* _DOCUMENT TEXT_:
__________

A Language Older Than Words - Derrick Jensen [91]
I'm not suggesting my father is the culture. He clearly is not. He is one sad, pathetic, fearful, controlling, violent person. He was merely my own personal catalyst for the life of activism I've chosen. But he is not alone.
I open my window, and the sounds of bulldozers treble in volume. I think about the coyote tree, dying steelhead, being reasonable, and what it will take for us to survive. I don't know how much longer I can take this sound, nor especially the knowledge of what it means, but I don't know where to go.
Last spring, at the workshop where I first read the opening pages of this book, and where a woman later approached to wish me healing, we all performed an exercise entitled "Peacemaking and Voluntary Simplicity." We sat in a large circle, candles burning in the center of the room, each person speaking in turn as a "talking stick"—a piece of wood with a feather on one end dangling from a leather thong—was passed hand to hand. As the stick made its way around, I considered what I was going to do or say. My first inclination was to not touch the stick: the person in charge of the exercise was not traditional Indian, and had the night before shown herself willing to exploit indigenous traditions. My second inclination was to simply tell the truth, that I was uncomfortable with our unauthorized use of a symbol belonging to a tradition that has explicitly declared itself off-limits to us.
As the stick came closer, I found myself increasingly agitated, at least as much by what was being said as by the cultural appropriation. Person after person stepped close to the edge of outrage, then stopped to turn their anger and shame regarding our culture on themselves: "Sometimes I find myself getting angry at the heads of corporations or at politicians who design and implement murderous policies. But then I always have to realize that I am part of the problem, because I, too, drive a car. I realize that most of all I need to have compassion for politicians. They must suffer, simply being who they are."
What about compassion for the murdered? The comments around the circle took me back a few years to a panel discussion I heard at an environmental law conference. The panelists were Buddhists, addressing much the same topic, and saying much the same thing. There was talk of compassion for wounded wretches who wound us all, of taking pleasure in the dailiness of our lives, of living simply, but not much talk about how to slow or stop the destruction. Afterwards, a woman from the audience stood to ask her question: "Everything you say makes perfect sense, but what do you do if you are standing in front of someone who is aiming a machine gun at a group of children, or is holding a chainsaw in front of a tree?"

__________

* _GIVEN INFORMATION_:
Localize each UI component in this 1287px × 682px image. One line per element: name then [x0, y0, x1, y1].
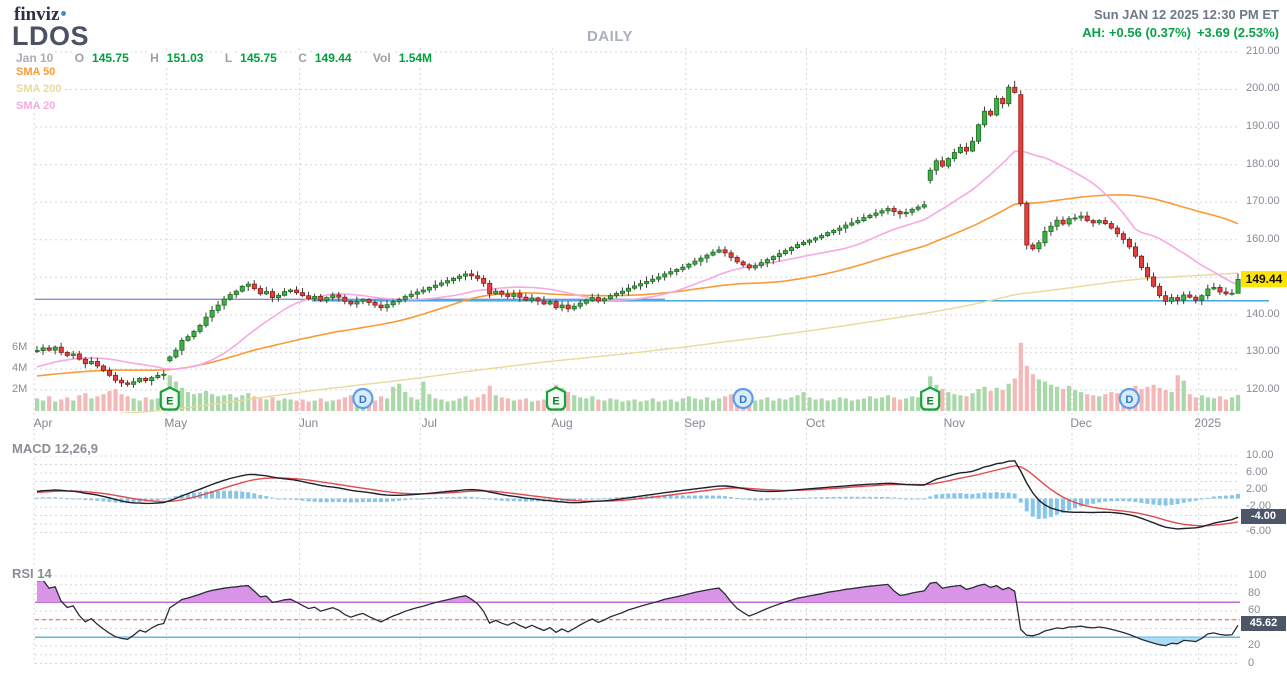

__________

* _THE TASKS_:
A. In the Derrick Jensen excerpt, what was the title of the exercise performed at last spring's workshop?
B. Copy out the part of the Derrick Jensen excerpt between "A Language Older" and "where to go.", inclusive.

* _ANSWERS PROVIDED_:
A. "Peacemaking and Voluntary Simplicity."

B.
A Language Older Than Words - Derrick Jensen [91]
I'm not suggesting my father is the culture. He clearly is not. He is one sad, pathetic, fearful, controlling, violent person. He was merely my own personal catalyst for the life of activism I've chosen. But he is not alone.
I open my window, and the sounds of bulldozers treble in volume. I think about the coyote tree, dying steelhead, being reasonable, and what it will take for us to survive. I don't know how much longer I can take this sound, nor especially the knowledge of what it means, but I don't know where to go.